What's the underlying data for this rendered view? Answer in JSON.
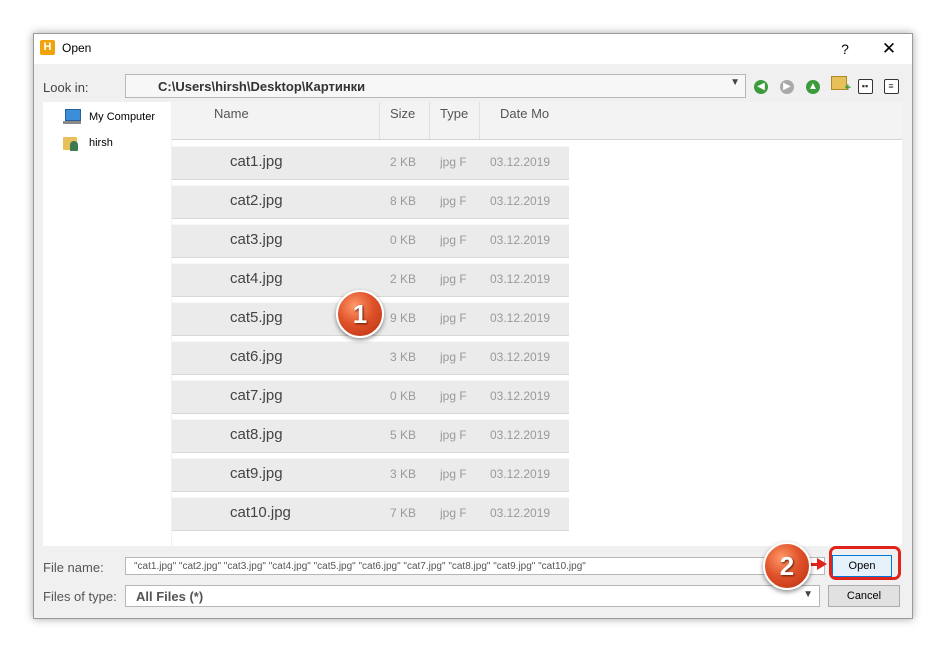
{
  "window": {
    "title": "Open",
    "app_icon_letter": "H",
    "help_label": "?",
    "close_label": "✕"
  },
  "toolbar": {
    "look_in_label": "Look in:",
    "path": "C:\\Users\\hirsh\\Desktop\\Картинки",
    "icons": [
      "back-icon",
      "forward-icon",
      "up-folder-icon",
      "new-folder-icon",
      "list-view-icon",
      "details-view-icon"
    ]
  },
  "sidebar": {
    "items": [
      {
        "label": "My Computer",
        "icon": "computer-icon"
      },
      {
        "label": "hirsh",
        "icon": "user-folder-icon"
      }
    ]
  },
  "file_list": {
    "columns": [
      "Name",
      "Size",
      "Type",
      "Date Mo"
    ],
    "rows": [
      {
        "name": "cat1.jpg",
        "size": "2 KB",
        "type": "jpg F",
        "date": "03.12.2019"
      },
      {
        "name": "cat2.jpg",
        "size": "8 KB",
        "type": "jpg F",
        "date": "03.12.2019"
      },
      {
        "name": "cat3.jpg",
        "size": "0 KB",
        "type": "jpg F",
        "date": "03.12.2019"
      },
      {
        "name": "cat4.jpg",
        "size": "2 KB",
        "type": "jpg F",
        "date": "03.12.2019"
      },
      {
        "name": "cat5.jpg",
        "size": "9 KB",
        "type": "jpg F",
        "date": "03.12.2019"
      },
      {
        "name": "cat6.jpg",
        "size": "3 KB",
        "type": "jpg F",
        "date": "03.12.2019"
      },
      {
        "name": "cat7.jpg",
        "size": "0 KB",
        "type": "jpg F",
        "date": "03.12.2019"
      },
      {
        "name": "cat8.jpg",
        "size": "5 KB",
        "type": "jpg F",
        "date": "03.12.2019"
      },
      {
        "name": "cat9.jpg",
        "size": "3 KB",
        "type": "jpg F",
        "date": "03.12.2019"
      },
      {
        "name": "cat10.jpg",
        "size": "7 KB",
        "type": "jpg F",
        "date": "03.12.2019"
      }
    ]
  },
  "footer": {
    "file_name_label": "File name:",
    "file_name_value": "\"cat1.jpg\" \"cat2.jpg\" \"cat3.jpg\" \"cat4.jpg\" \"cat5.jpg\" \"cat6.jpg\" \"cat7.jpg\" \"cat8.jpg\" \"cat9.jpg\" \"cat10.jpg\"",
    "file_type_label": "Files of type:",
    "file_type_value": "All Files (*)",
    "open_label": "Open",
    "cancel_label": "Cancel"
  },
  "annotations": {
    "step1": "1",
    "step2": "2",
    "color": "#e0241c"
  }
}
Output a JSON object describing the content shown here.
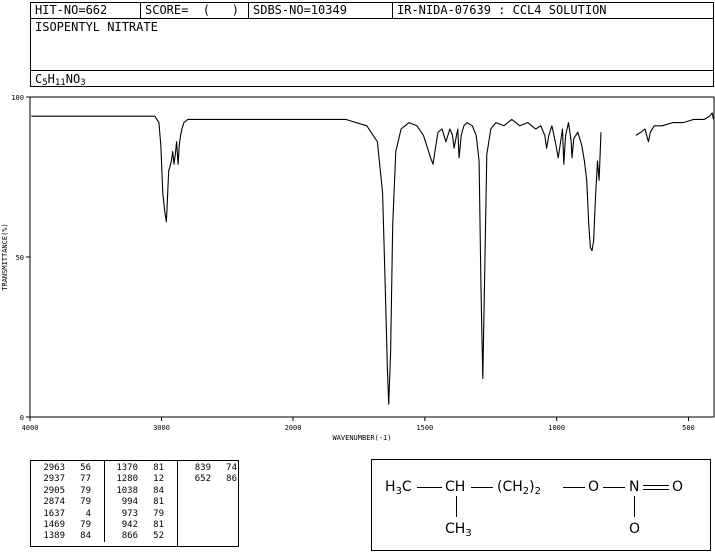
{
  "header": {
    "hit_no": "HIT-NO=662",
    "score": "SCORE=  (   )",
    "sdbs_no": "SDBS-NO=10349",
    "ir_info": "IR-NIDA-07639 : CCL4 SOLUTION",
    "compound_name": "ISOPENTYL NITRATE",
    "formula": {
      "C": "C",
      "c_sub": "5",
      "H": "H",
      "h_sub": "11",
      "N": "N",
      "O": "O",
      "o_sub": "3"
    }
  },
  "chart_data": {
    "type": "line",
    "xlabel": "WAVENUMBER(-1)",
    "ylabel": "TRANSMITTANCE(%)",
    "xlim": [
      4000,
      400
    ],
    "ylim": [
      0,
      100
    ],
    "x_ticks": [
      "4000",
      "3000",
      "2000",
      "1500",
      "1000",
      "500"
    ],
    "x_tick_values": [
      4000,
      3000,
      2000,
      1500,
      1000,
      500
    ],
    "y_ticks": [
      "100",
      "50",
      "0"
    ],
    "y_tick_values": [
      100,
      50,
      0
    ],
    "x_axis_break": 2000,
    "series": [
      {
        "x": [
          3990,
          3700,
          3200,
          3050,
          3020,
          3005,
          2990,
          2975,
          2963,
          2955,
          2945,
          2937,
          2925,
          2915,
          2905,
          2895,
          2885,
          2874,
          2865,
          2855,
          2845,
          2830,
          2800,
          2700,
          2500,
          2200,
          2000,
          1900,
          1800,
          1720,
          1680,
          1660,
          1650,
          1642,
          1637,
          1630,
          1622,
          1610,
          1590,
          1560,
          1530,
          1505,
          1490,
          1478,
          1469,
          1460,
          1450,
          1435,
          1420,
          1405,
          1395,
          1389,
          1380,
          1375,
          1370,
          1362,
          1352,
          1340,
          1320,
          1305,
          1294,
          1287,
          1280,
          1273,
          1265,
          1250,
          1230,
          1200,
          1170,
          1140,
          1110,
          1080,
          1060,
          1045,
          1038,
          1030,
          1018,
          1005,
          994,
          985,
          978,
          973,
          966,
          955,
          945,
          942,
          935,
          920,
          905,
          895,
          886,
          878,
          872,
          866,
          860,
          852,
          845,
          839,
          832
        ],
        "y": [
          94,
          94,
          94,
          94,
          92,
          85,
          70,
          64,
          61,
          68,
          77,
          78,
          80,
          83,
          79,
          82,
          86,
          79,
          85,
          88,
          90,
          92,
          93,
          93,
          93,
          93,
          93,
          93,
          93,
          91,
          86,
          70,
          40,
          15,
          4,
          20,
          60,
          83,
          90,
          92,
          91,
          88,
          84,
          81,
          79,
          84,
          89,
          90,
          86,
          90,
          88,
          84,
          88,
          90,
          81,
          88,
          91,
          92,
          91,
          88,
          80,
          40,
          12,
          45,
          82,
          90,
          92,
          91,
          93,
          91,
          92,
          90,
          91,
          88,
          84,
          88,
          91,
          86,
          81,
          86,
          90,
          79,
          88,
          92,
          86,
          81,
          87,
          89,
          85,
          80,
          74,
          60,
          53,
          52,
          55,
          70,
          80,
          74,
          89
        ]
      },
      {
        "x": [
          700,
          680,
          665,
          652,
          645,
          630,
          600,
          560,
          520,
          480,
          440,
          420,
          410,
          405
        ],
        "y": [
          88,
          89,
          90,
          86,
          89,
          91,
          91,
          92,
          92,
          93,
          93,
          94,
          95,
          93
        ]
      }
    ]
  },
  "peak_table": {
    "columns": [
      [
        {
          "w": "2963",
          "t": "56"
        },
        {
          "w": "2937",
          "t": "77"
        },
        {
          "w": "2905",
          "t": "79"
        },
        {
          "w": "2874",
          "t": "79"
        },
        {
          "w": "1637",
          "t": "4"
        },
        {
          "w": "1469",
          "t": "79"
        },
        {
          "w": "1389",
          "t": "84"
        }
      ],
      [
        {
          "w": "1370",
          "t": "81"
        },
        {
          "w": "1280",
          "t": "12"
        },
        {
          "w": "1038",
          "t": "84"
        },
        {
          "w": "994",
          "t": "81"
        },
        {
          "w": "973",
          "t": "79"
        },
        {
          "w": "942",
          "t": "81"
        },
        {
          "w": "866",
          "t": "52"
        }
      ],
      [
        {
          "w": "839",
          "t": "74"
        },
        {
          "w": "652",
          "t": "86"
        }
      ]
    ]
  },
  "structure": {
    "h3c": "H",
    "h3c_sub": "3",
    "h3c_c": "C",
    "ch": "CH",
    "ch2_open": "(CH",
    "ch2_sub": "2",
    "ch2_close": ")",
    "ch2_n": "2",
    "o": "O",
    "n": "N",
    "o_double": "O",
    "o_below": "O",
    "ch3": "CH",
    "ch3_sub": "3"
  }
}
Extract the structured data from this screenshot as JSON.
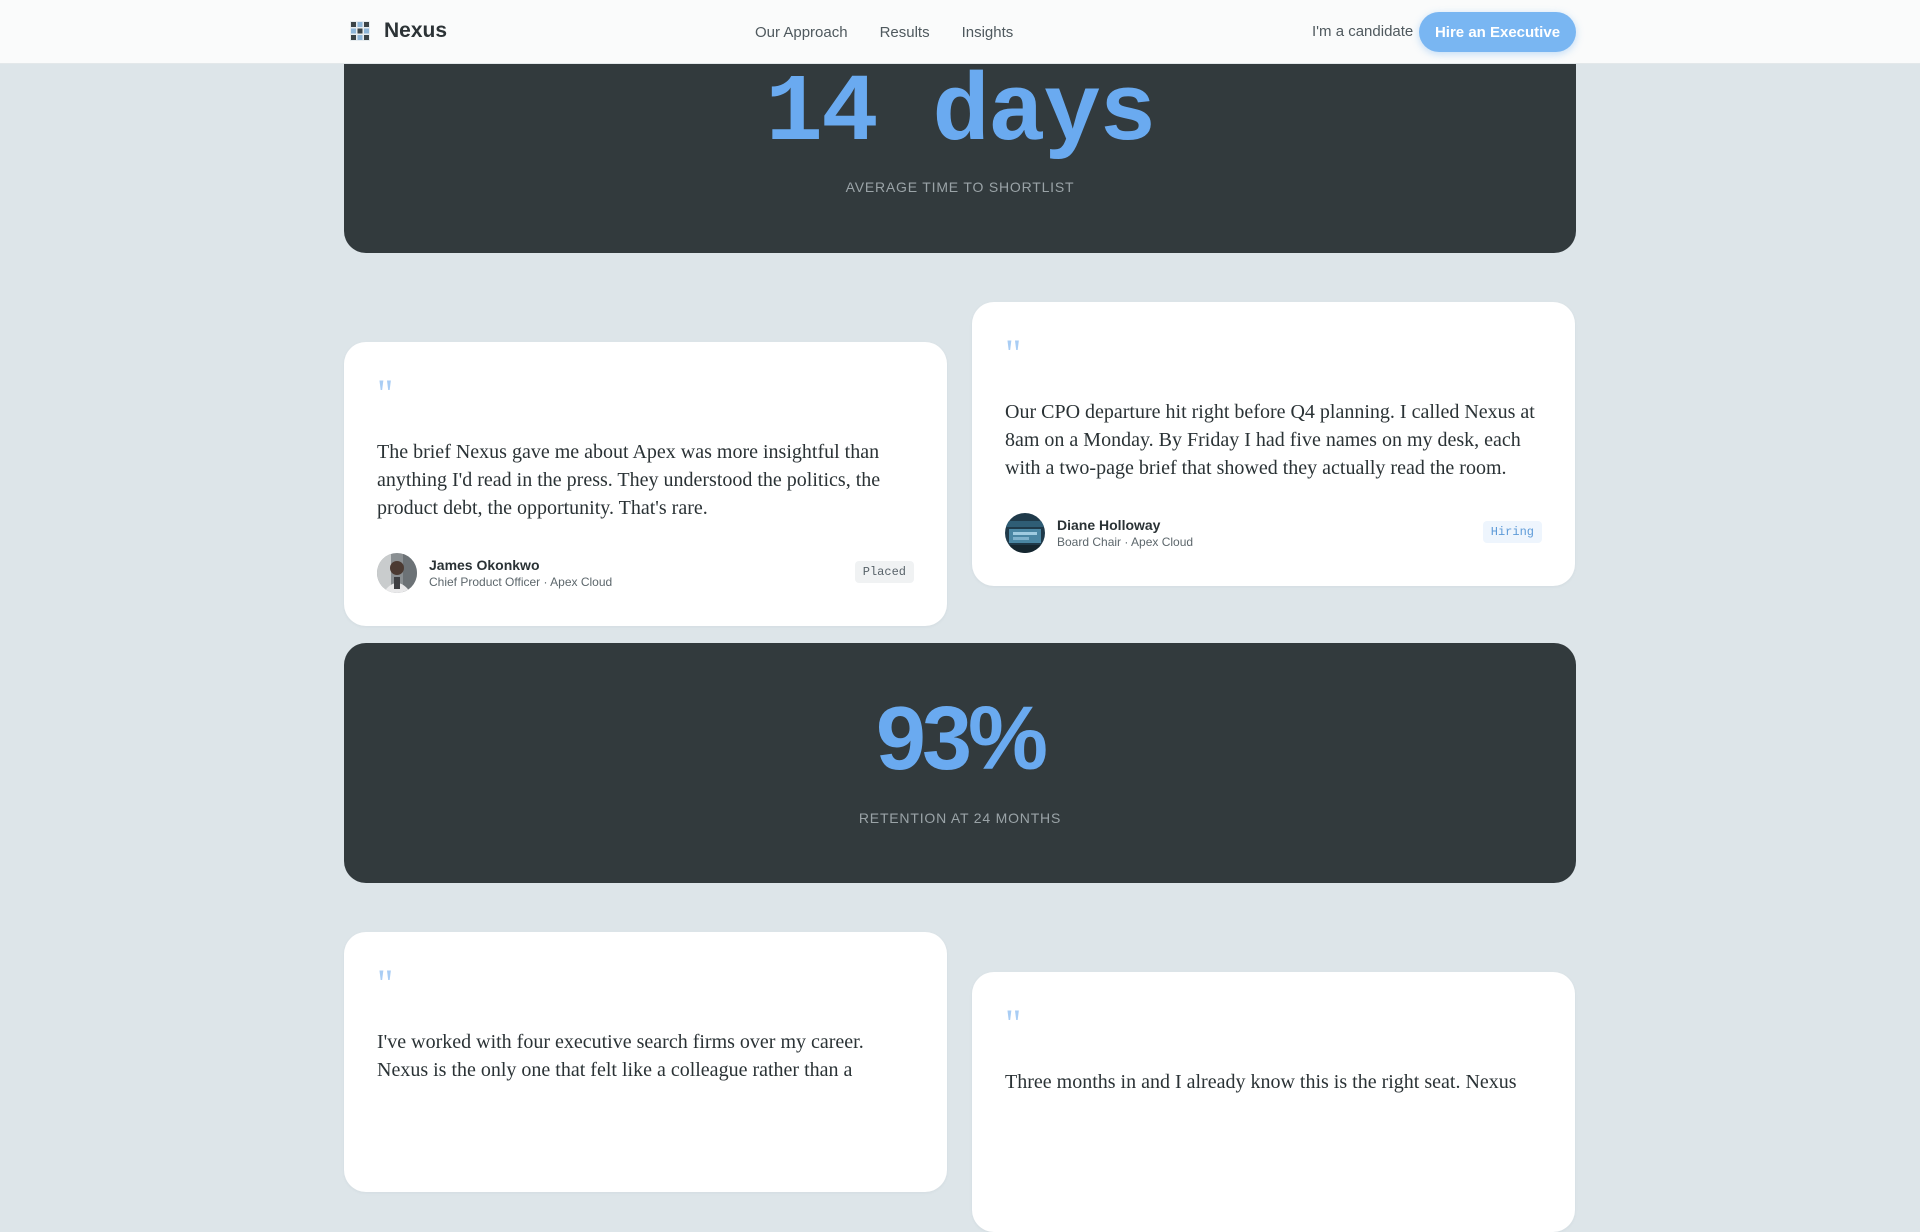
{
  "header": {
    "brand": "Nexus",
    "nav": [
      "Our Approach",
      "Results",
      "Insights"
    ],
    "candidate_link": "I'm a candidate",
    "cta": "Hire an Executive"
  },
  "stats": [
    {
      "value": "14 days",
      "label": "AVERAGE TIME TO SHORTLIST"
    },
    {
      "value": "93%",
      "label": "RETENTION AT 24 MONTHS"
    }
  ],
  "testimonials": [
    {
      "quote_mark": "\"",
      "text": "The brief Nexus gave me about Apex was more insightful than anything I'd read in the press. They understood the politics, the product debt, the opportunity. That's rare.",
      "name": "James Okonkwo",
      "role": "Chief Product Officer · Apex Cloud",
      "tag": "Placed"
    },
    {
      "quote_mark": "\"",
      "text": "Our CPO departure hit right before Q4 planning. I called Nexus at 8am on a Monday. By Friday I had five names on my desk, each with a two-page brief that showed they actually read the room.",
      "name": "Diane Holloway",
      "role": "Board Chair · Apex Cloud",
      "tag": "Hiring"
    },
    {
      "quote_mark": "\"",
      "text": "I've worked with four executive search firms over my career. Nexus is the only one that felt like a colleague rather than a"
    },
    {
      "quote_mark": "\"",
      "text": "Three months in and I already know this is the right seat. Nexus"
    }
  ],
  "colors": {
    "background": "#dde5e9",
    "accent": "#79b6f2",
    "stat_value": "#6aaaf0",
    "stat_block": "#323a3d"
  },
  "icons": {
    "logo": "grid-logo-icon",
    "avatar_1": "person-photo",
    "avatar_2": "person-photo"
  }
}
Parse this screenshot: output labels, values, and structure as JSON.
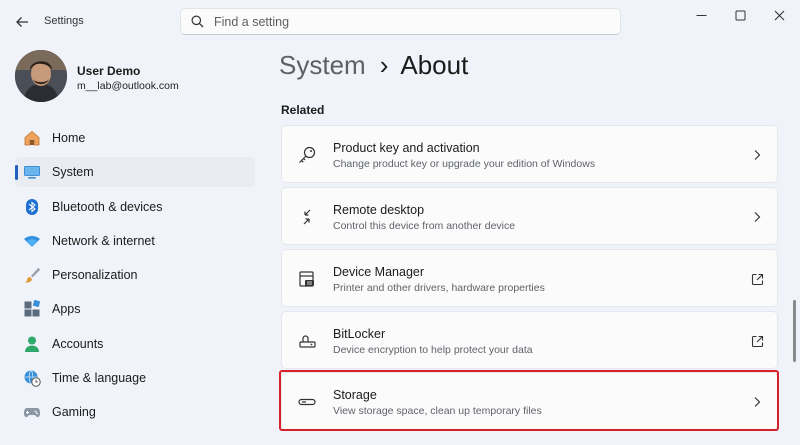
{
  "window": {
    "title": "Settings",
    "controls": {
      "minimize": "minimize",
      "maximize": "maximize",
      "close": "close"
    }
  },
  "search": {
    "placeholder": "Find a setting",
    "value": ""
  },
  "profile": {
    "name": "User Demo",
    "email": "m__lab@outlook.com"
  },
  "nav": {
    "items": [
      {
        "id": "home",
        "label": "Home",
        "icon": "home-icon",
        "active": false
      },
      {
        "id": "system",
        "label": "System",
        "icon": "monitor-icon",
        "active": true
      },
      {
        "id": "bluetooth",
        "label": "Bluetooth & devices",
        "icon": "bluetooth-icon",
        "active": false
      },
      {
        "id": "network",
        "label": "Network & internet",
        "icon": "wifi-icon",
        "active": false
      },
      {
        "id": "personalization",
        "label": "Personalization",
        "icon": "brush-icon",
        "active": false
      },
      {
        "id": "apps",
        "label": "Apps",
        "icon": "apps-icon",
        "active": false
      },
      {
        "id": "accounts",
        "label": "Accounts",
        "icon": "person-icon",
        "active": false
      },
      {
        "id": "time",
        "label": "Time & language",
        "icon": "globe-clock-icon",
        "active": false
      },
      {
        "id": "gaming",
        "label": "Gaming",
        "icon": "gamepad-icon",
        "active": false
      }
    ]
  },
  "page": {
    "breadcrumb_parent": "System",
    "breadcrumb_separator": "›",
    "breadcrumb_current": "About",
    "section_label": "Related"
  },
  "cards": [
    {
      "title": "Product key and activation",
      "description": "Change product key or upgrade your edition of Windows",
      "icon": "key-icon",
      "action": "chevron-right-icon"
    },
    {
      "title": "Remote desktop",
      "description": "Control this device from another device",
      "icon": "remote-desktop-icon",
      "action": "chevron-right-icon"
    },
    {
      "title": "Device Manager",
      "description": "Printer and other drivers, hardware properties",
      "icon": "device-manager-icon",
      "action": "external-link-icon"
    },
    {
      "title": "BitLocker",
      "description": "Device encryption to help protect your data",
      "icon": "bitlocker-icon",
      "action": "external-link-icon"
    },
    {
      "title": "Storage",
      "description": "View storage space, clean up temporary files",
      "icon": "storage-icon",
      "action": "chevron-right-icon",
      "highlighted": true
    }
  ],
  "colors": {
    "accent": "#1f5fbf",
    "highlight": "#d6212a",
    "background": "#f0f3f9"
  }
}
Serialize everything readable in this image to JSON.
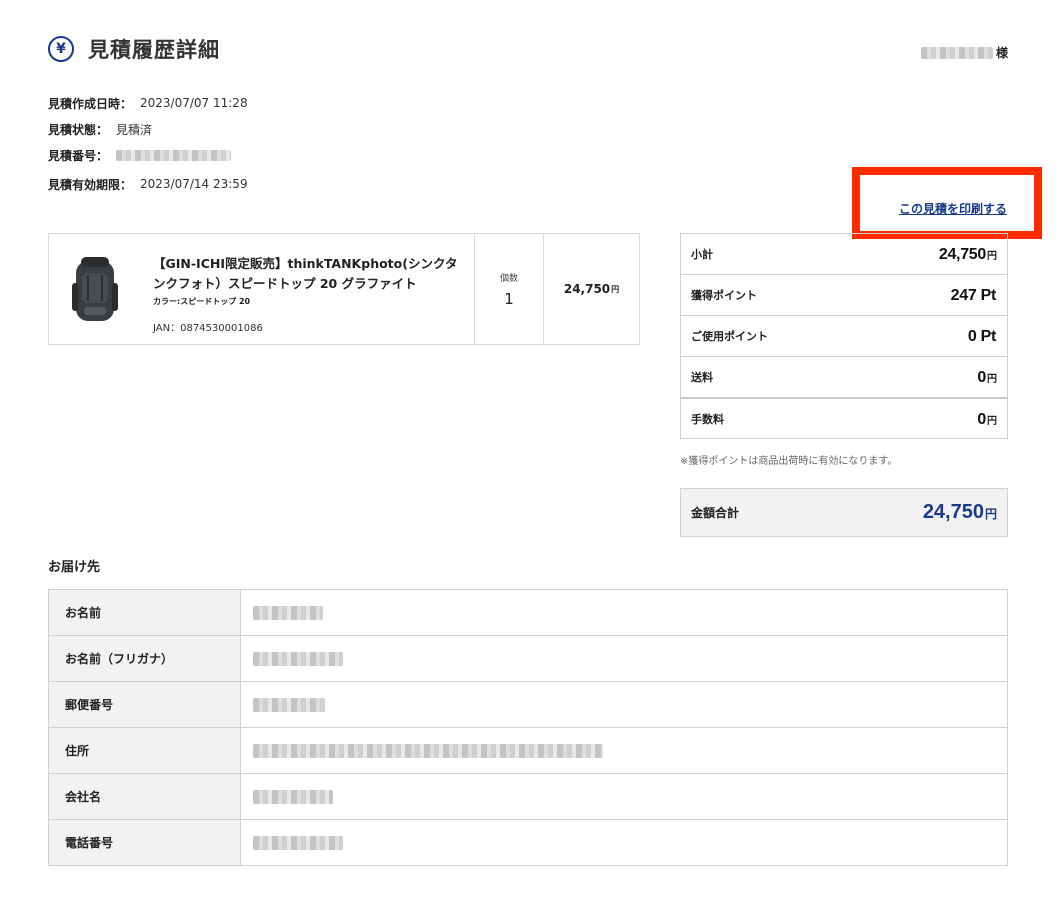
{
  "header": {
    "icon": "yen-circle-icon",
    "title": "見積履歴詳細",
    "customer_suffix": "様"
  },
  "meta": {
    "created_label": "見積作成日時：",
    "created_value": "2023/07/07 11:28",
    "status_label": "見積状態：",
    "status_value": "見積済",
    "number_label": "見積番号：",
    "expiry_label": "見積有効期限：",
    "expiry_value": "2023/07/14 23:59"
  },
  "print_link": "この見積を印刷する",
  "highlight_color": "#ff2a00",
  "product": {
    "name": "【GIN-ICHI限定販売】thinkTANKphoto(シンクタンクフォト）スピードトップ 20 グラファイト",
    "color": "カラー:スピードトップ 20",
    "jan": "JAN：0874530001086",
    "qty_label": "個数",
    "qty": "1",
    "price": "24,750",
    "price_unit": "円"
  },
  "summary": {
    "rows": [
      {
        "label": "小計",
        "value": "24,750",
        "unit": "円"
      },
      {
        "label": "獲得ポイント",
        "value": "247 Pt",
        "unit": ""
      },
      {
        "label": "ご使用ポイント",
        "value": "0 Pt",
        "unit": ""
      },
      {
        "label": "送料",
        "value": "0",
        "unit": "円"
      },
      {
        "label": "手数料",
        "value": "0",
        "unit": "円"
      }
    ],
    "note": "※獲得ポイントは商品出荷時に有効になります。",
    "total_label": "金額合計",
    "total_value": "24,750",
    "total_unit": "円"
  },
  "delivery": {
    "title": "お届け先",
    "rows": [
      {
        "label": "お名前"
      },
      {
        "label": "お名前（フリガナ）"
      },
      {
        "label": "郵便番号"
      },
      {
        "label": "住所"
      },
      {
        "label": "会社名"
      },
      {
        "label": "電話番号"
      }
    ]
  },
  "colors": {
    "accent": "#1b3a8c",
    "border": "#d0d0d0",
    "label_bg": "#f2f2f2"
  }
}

EXERCISE BRIEF
Go through the data and gather every line that holds "title".

PROBLEM SOLUTION
    "title": "Open",
    "title": "Settings",
      "title": "Product key and activation",
      "title": "Remote desktop",
      "title": "Device Manager",
      "title": "BitLocker",
      "title": "Storage",
    "title": "見積履歴詳細",
    "title": "お届け先",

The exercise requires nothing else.